## begin EXERCISE MATERIALS

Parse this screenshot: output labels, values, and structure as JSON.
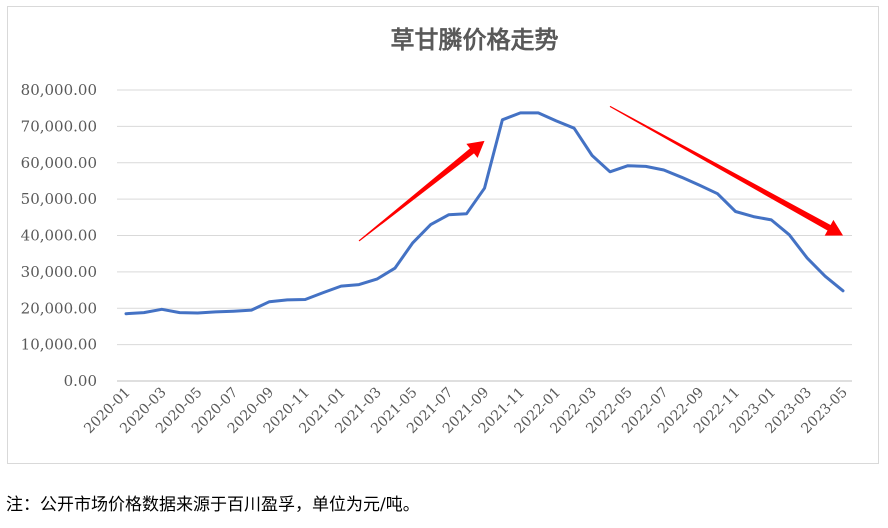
{
  "chart_data": {
    "type": "line",
    "title": "草甘膦价格走势",
    "xlabel": "",
    "ylabel": "",
    "ylim": [
      0,
      80000
    ],
    "yticks": [
      "0.00",
      "10,000.00",
      "20,000.00",
      "30,000.00",
      "40,000.00",
      "50,000.00",
      "60,000.00",
      "70,000.00",
      "80,000.00"
    ],
    "xticks": [
      "2020-01",
      "2020-03",
      "2020-05",
      "2020-07",
      "2020-09",
      "2020-11",
      "2021-01",
      "2021-03",
      "2021-05",
      "2021-07",
      "2021-09",
      "2021-11",
      "2022-01",
      "2022-03",
      "2022-05",
      "2022-07",
      "2022-09",
      "2022-11",
      "2023-01",
      "2023-03",
      "2023-05"
    ],
    "grid": true,
    "legend": "none",
    "series": [
      {
        "color": "#4472c4",
        "x": [
          "2020-01",
          "2020-02",
          "2020-03",
          "2020-04",
          "2020-05",
          "2020-06",
          "2020-07",
          "2020-08",
          "2020-09",
          "2020-10",
          "2020-11",
          "2020-12",
          "2021-01",
          "2021-02",
          "2021-03",
          "2021-04",
          "2021-05",
          "2021-06",
          "2021-07",
          "2021-08",
          "2021-09",
          "2021-10",
          "2021-11",
          "2021-12",
          "2022-01",
          "2022-02",
          "2022-03",
          "2022-04",
          "2022-05",
          "2022-06",
          "2022-07",
          "2022-08",
          "2022-09",
          "2022-10",
          "2022-11",
          "2022-12",
          "2023-01",
          "2023-02",
          "2023-03",
          "2023-04",
          "2023-05"
        ],
        "values": [
          18500,
          18800,
          19700,
          18800,
          18700,
          19000,
          19200,
          19500,
          21800,
          22300,
          22400,
          24300,
          26100,
          26500,
          28000,
          31000,
          38000,
          43000,
          45700,
          46000,
          53000,
          71800,
          73700,
          73700,
          71500,
          69500,
          62000,
          57500,
          59200,
          59000,
          58000,
          56000,
          53800,
          51500,
          46600,
          45200,
          44300,
          40200,
          33800,
          28800,
          24800
        ]
      }
    ],
    "annotations": [
      {
        "type": "arrow",
        "color": "#ff0000",
        "from": [
          "2021-02",
          38500
        ],
        "to": [
          "2021-09",
          66000
        ]
      },
      {
        "type": "arrow",
        "color": "#ff0000",
        "from": [
          "2022-04",
          75500
        ],
        "to": [
          "2023-05",
          40000
        ]
      }
    ]
  },
  "note": "注：公开市场价格数据来源于百川盈孚，单位为元/吨。"
}
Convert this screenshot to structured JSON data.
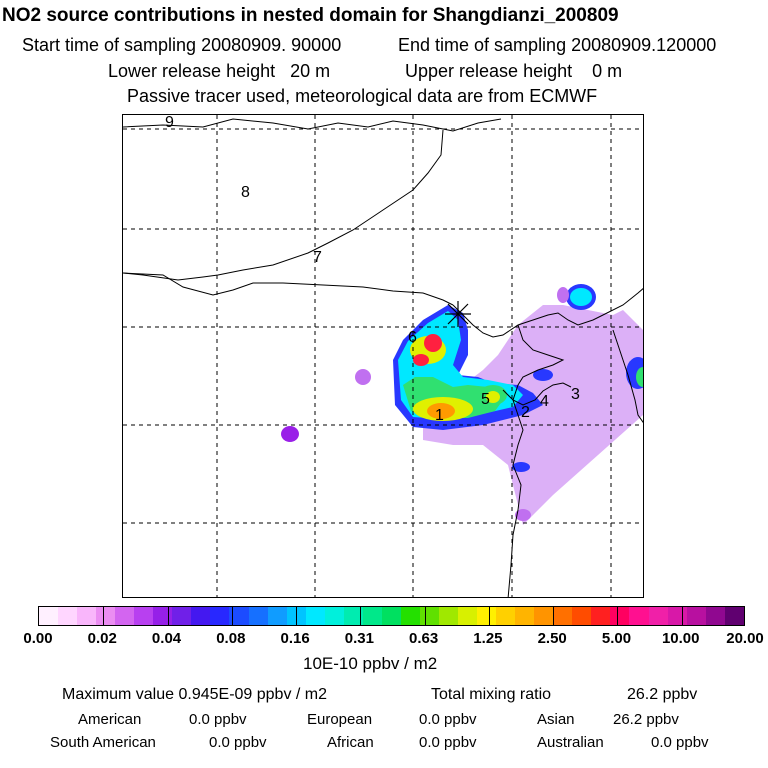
{
  "header": {
    "title": "NO2 source contributions in nested domain for Shangdianzi_200809",
    "start_label": "Start time of sampling 20080909. 90000",
    "end_label": "End time of sampling 20080909.120000",
    "lower_label": "Lower release height   20 m",
    "upper_label": "Upper release height    0 m",
    "tracer_note": "Passive tracer used, meteorological data are from ECMWF"
  },
  "colorbar": {
    "tick_labels": [
      "0.00",
      "0.02",
      "0.04",
      "0.08",
      "0.16",
      "0.31",
      "0.63",
      "1.25",
      "2.50",
      "5.00",
      "10.00",
      "20.00"
    ],
    "units": "10E-10 ppbv / m2",
    "colors": [
      "#fff0ff",
      "#ffd6ff",
      "#f9b6fb",
      "#eb8df2",
      "#d365f0",
      "#b840f0",
      "#9620e8",
      "#7020e8",
      "#4418f0",
      "#2828ff",
      "#1c4cff",
      "#1670ff",
      "#109cff",
      "#00c4ff",
      "#00e8ff",
      "#00f0dc",
      "#00ecb0",
      "#00e88a",
      "#00e060",
      "#24e000",
      "#60e000",
      "#a0e800",
      "#d8f000",
      "#fff000",
      "#ffd000",
      "#ffb400",
      "#ff9400",
      "#ff7000",
      "#ff4c00",
      "#ff2020",
      "#ff0060",
      "#ff1090",
      "#f020a8",
      "#d818a8",
      "#b810a0",
      "#900890",
      "#600070"
    ]
  },
  "map": {
    "source_labels": [
      "1",
      "2",
      "3",
      "4",
      "5",
      "6",
      "7",
      "8",
      "9"
    ],
    "colors": {
      "violet": "#c070f0",
      "purple": "#9a20e8",
      "blue": "#2838ff",
      "cyan": "#00e8ff",
      "green": "#30e070",
      "yellow": "#e0f000",
      "orange": "#ff9a00",
      "red": "#ff2040"
    }
  },
  "stats": {
    "max_label": "Maximum value  0.945E-09 ppbv / m2",
    "total_label": "Total mixing ratio",
    "total_value": "26.2 ppbv"
  },
  "regions": [
    {
      "name": "American",
      "value": "0.0 ppbv"
    },
    {
      "name": "European",
      "value": "0.0 ppbv"
    },
    {
      "name": "Asian",
      "value": "26.2 ppbv"
    },
    {
      "name": "South American",
      "value": "0.0 ppbv"
    },
    {
      "name": "African",
      "value": "0.0 ppbv"
    },
    {
      "name": "Australian",
      "value": "0.0 ppbv"
    }
  ],
  "chart_data": {
    "type": "heatmap",
    "title": "NO2 source contributions in nested domain for Shangdianzi_200809",
    "color_scale_levels": [
      0.0,
      0.02,
      0.04,
      0.08,
      0.16,
      0.31,
      0.63,
      1.25,
      2.5,
      5.0,
      10.0,
      20.0
    ],
    "units": "10E-10 ppbv / m2",
    "max_value": "0.945E-09 ppbv / m2",
    "total_mixing_ratio_ppbv": 26.2,
    "region_contributions_ppbv": {
      "American": 0.0,
      "European": 0.0,
      "Asian": 26.2,
      "South American": 0.0,
      "African": 0.0,
      "Australian": 0.0
    },
    "grid": "dashed"
  }
}
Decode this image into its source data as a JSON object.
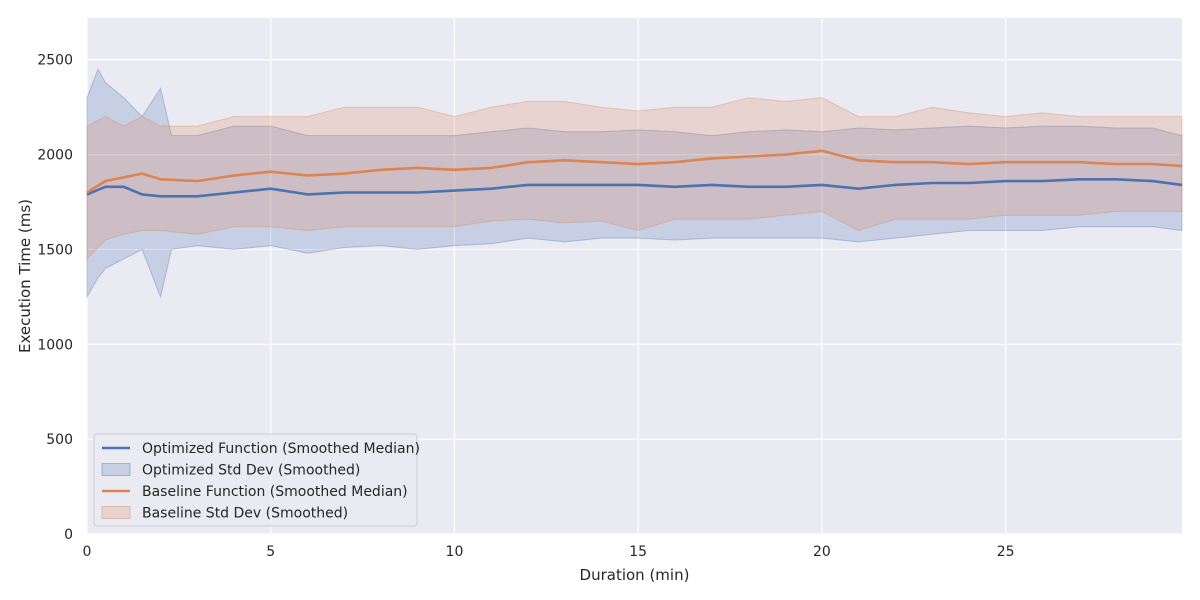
{
  "chart_data": {
    "type": "line",
    "title": "",
    "xlabel": "Duration (min)",
    "ylabel": "Execution Time (ms)",
    "xlim": [
      0,
      29.8
    ],
    "ylim": [
      0,
      2720
    ],
    "xticks": [
      0,
      5,
      10,
      15,
      20,
      25
    ],
    "yticks": [
      0,
      500,
      1000,
      1500,
      2000,
      2500
    ],
    "grid": true,
    "legend_position": "lower-left",
    "background": "#eaeaf2",
    "series": [
      {
        "name": "Optimized Function (Smoothed Median)",
        "kind": "line",
        "color": "#4c72b0",
        "x": [
          0,
          0.5,
          1,
          1.5,
          2,
          3,
          4,
          5,
          6,
          7,
          8,
          9,
          10,
          11,
          12,
          13,
          14,
          15,
          16,
          17,
          18,
          19,
          20,
          21,
          22,
          23,
          24,
          25,
          26,
          27,
          28,
          29,
          29.8
        ],
        "y": [
          1790,
          1830,
          1830,
          1790,
          1780,
          1780,
          1800,
          1820,
          1790,
          1800,
          1800,
          1800,
          1810,
          1820,
          1840,
          1840,
          1840,
          1840,
          1830,
          1840,
          1830,
          1830,
          1840,
          1820,
          1840,
          1850,
          1850,
          1860,
          1860,
          1870,
          1870,
          1860,
          1840
        ]
      },
      {
        "name": "Optimized Std Dev (Smoothed)",
        "kind": "band",
        "color": "#4c72b0",
        "x": [
          0,
          0.3,
          0.5,
          1,
          1.5,
          2,
          2.3,
          3,
          4,
          5,
          6,
          7,
          8,
          9,
          10,
          11,
          12,
          13,
          14,
          15,
          16,
          17,
          18,
          19,
          20,
          21,
          22,
          23,
          24,
          25,
          26,
          27,
          28,
          29,
          29.8
        ],
        "upper": [
          2300,
          2450,
          2380,
          2300,
          2200,
          2350,
          2100,
          2100,
          2150,
          2150,
          2100,
          2100,
          2100,
          2100,
          2100,
          2120,
          2140,
          2120,
          2120,
          2130,
          2120,
          2100,
          2120,
          2130,
          2120,
          2140,
          2130,
          2140,
          2150,
          2140,
          2150,
          2150,
          2140,
          2140,
          2100
        ],
        "lower": [
          1250,
          1350,
          1400,
          1450,
          1500,
          1250,
          1500,
          1520,
          1500,
          1520,
          1480,
          1510,
          1520,
          1500,
          1520,
          1530,
          1560,
          1540,
          1560,
          1560,
          1550,
          1560,
          1560,
          1560,
          1560,
          1540,
          1560,
          1580,
          1600,
          1600,
          1600,
          1620,
          1620,
          1620,
          1600
        ]
      },
      {
        "name": "Baseline Function (Smoothed Median)",
        "kind": "line",
        "color": "#dd8452",
        "x": [
          0,
          0.5,
          1,
          1.5,
          2,
          3,
          4,
          5,
          6,
          7,
          8,
          9,
          10,
          11,
          12,
          13,
          14,
          15,
          16,
          17,
          18,
          19,
          20,
          21,
          22,
          23,
          24,
          25,
          26,
          27,
          28,
          29,
          29.8
        ],
        "y": [
          1800,
          1860,
          1880,
          1900,
          1870,
          1860,
          1890,
          1910,
          1890,
          1900,
          1920,
          1930,
          1920,
          1930,
          1960,
          1970,
          1960,
          1950,
          1960,
          1980,
          1990,
          2000,
          2020,
          1970,
          1960,
          1960,
          1950,
          1960,
          1960,
          1960,
          1950,
          1950,
          1940
        ]
      },
      {
        "name": "Baseline Std Dev (Smoothed)",
        "kind": "band",
        "color": "#dd8452",
        "x": [
          0,
          0.5,
          1,
          1.5,
          2,
          3,
          4,
          5,
          6,
          7,
          8,
          9,
          10,
          11,
          12,
          13,
          14,
          15,
          16,
          17,
          18,
          19,
          20,
          21,
          22,
          23,
          24,
          25,
          26,
          27,
          28,
          29,
          29.8
        ],
        "upper": [
          2150,
          2200,
          2150,
          2200,
          2150,
          2150,
          2200,
          2200,
          2200,
          2250,
          2250,
          2250,
          2200,
          2250,
          2280,
          2280,
          2250,
          2230,
          2250,
          2250,
          2300,
          2280,
          2300,
          2200,
          2200,
          2250,
          2220,
          2200,
          2220,
          2200,
          2200,
          2200,
          2200
        ],
        "lower": [
          1450,
          1550,
          1580,
          1600,
          1600,
          1580,
          1620,
          1620,
          1600,
          1620,
          1620,
          1620,
          1620,
          1650,
          1660,
          1640,
          1650,
          1600,
          1660,
          1660,
          1660,
          1680,
          1700,
          1600,
          1660,
          1660,
          1660,
          1680,
          1680,
          1680,
          1700,
          1700,
          1700
        ]
      }
    ]
  }
}
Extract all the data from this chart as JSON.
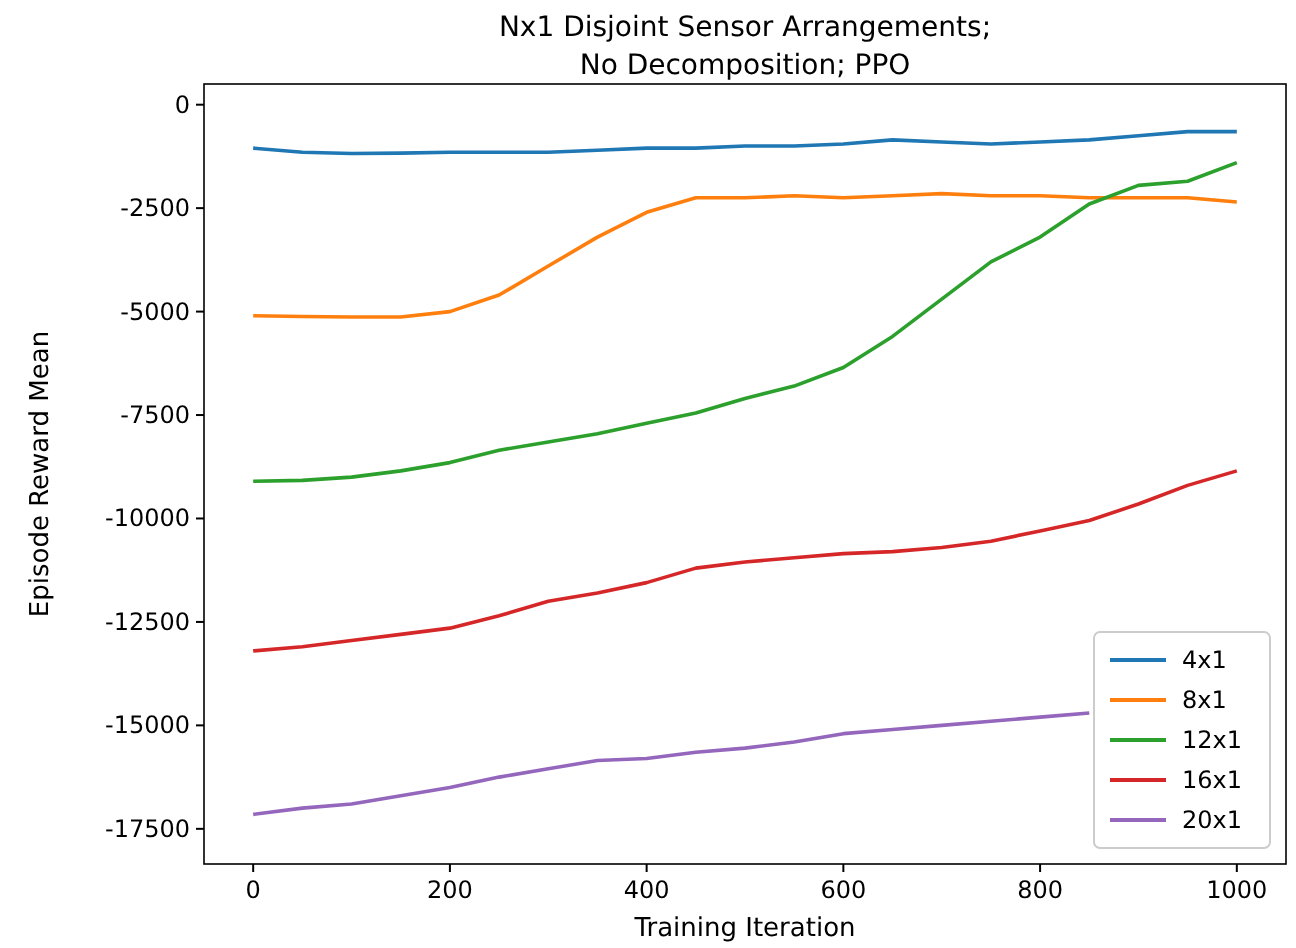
{
  "chart_data": {
    "type": "line",
    "title": "Nx1 Disjoint Sensor Arrangements;\nNo Decomposition; PPO",
    "xlabel": "Training Iteration",
    "ylabel": "Episode Reward Mean",
    "x": [
      0,
      50,
      100,
      150,
      200,
      250,
      300,
      350,
      400,
      450,
      500,
      550,
      600,
      650,
      700,
      750,
      800,
      850,
      900,
      950,
      1000
    ],
    "xlim": [
      -50,
      1050
    ],
    "ylim": [
      -18350,
      500
    ],
    "xticks": [
      0,
      200,
      400,
      600,
      800,
      1000
    ],
    "yticks": [
      0,
      -2500,
      -5000,
      -7500,
      -10000,
      -12500,
      -15000,
      -17500
    ],
    "legend": "bottom right",
    "grid": false,
    "line_style": "solid",
    "marker": "none",
    "series": [
      {
        "name": "4x1",
        "color": "#1f77b4",
        "values": [
          -1050,
          -1150,
          -1180,
          -1170,
          -1150,
          -1150,
          -1150,
          -1100,
          -1050,
          -1050,
          -1000,
          -1000,
          -950,
          -850,
          -900,
          -950,
          -900,
          -850,
          -750,
          -650,
          -650
        ]
      },
      {
        "name": "8x1",
        "color": "#ff7f0e",
        "values": [
          -5100,
          -5120,
          -5130,
          -5130,
          -5000,
          -4600,
          -3900,
          -3200,
          -2600,
          -2250,
          -2250,
          -2200,
          -2250,
          -2200,
          -2150,
          -2200,
          -2200,
          -2250,
          -2250,
          -2250,
          -2350
        ]
      },
      {
        "name": "12x1",
        "color": "#2ca02c",
        "values": [
          -9100,
          -9080,
          -9000,
          -8850,
          -8650,
          -8350,
          -8150,
          -7950,
          -7700,
          -7450,
          -7100,
          -6800,
          -6350,
          -5600,
          -4700,
          -3800,
          -3200,
          -2400,
          -1950,
          -1850,
          -1400
        ]
      },
      {
        "name": "16x1",
        "color": "#d62728",
        "values": [
          -13200,
          -13100,
          -12950,
          -12800,
          -12650,
          -12350,
          -12000,
          -11800,
          -11550,
          -11200,
          -11050,
          -10950,
          -10850,
          -10800,
          -10700,
          -10550,
          -10300,
          -10050,
          -9650,
          -9200,
          -8850
        ]
      },
      {
        "name": "20x1",
        "color": "#9467bd",
        "values": [
          -17150,
          -17000,
          -16900,
          -16700,
          -16500,
          -16250,
          -16050,
          -15850,
          -15800,
          -15650,
          -15550,
          -15400,
          -15200,
          -15100,
          -15000,
          -14900,
          -14800,
          -14700,
          null,
          null,
          null
        ]
      }
    ]
  }
}
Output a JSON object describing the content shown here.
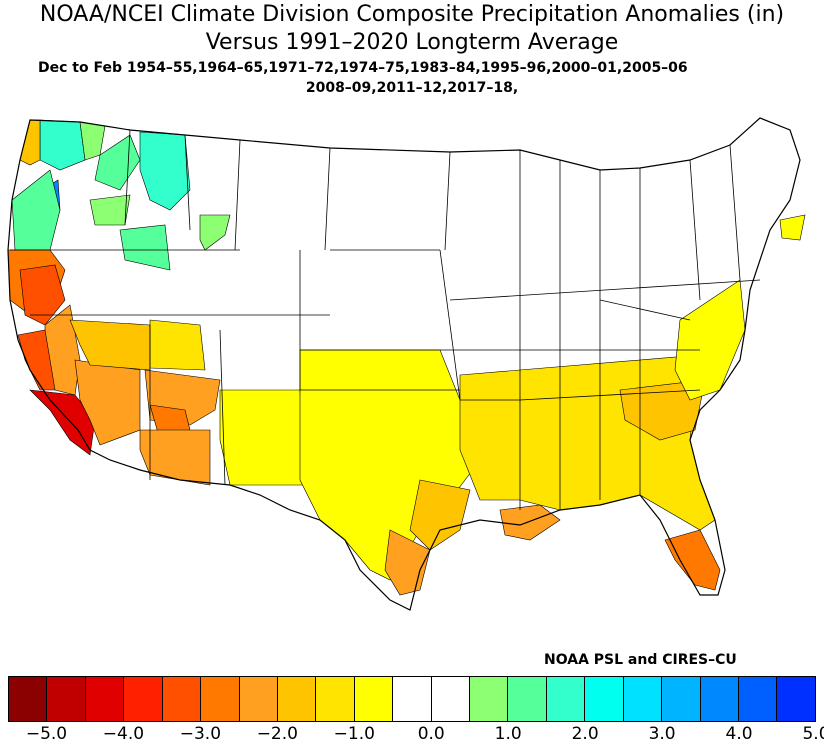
{
  "title": {
    "line1": "NOAA/NCEI Climate Division Composite Precipitation Anomalies (in)",
    "line2": "Versus 1991–2020 Longterm Average"
  },
  "subtitle": {
    "line1": "Dec to Feb  1954–55,1964–65,1971–72,1974–75,1983–84,1995–96,2000–01,2005–06",
    "line2": "2008–09,2011–12,2017–18,"
  },
  "credit": "NOAA PSL and CIRES–CU",
  "legend": {
    "colors": [
      "#8b0000",
      "#c00000",
      "#e00000",
      "#ff2000",
      "#ff5000",
      "#ff7800",
      "#ffa020",
      "#ffc400",
      "#ffe400",
      "#ffff00",
      "#ffffff",
      "#ffffff",
      "#8cff73",
      "#55ff99",
      "#33ffcc",
      "#00ffee",
      "#00e0ff",
      "#00b4ff",
      "#0088ff",
      "#0060ff",
      "#0030ff"
    ],
    "labels": [
      "−5.0",
      "−4.0",
      "−3.0",
      "−2.0",
      "−1.0",
      "0.0",
      "1.0",
      "2.0",
      "3.0",
      "4.0",
      "5.0"
    ],
    "label_positions": [
      1,
      3,
      5,
      7,
      9,
      11,
      13,
      15,
      17,
      19,
      21
    ]
  },
  "map_regions": [
    {
      "name": "wa-coast-north",
      "color": "#33ffcc"
    },
    {
      "name": "wa-olympic",
      "color": "#8cff73"
    },
    {
      "name": "wa-puget-blue",
      "color": "#0088ff"
    },
    {
      "name": "wa-cascades",
      "color": "#55ff99"
    },
    {
      "name": "wa-east",
      "color": "#8cff73"
    },
    {
      "name": "idaho-panhandle",
      "color": "#33ffcc"
    },
    {
      "name": "wa-southeast",
      "color": "#55ff99"
    },
    {
      "name": "or-northeast",
      "color": "#8cff73"
    },
    {
      "name": "wa-southwest",
      "color": "#ffc400"
    },
    {
      "name": "or-coast",
      "color": "#55ff99"
    },
    {
      "name": "ca-north-coast",
      "color": "#ff7800"
    },
    {
      "name": "ca-sacramento",
      "color": "#ff5000"
    },
    {
      "name": "ca-sierra",
      "color": "#ffa020"
    },
    {
      "name": "ca-central-coast",
      "color": "#ff5000"
    },
    {
      "name": "ca-south-coast",
      "color": "#e00000"
    },
    {
      "name": "ca-southeast-desert",
      "color": "#ffa020"
    },
    {
      "name": "nv-south",
      "color": "#ffc400"
    },
    {
      "name": "az-central",
      "color": "#ffa020"
    },
    {
      "name": "az-east-central",
      "color": "#ff7800"
    },
    {
      "name": "az-south",
      "color": "#ffa020"
    },
    {
      "name": "ut-south",
      "color": "#ffe400"
    },
    {
      "name": "nm",
      "color": "#ffff00"
    },
    {
      "name": "southern-plains",
      "color": "#ffff00"
    },
    {
      "name": "tx-east",
      "color": "#ffc400"
    },
    {
      "name": "tx-gulf",
      "color": "#ffa020"
    },
    {
      "name": "la-south",
      "color": "#ffa020"
    },
    {
      "name": "ms-delta",
      "color": "#8cff73"
    },
    {
      "name": "al-north",
      "color": "#8cff73"
    },
    {
      "name": "southeast",
      "color": "#ffe400"
    },
    {
      "name": "carolinas",
      "color": "#ffc400"
    },
    {
      "name": "fl-south",
      "color": "#ff7800"
    },
    {
      "name": "mid-atlantic",
      "color": "#ffff00"
    },
    {
      "name": "new-england-coast",
      "color": "#ffff00"
    }
  ]
}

## end EXERCISE MATERIALS

» AIM OF THE EXERCISE
Filter the data for the string "release" and copy every line that has it.

» RESULT
    "lower_label": "Lower release height   20 m",
    "upper_label": "Upper release height    0 m",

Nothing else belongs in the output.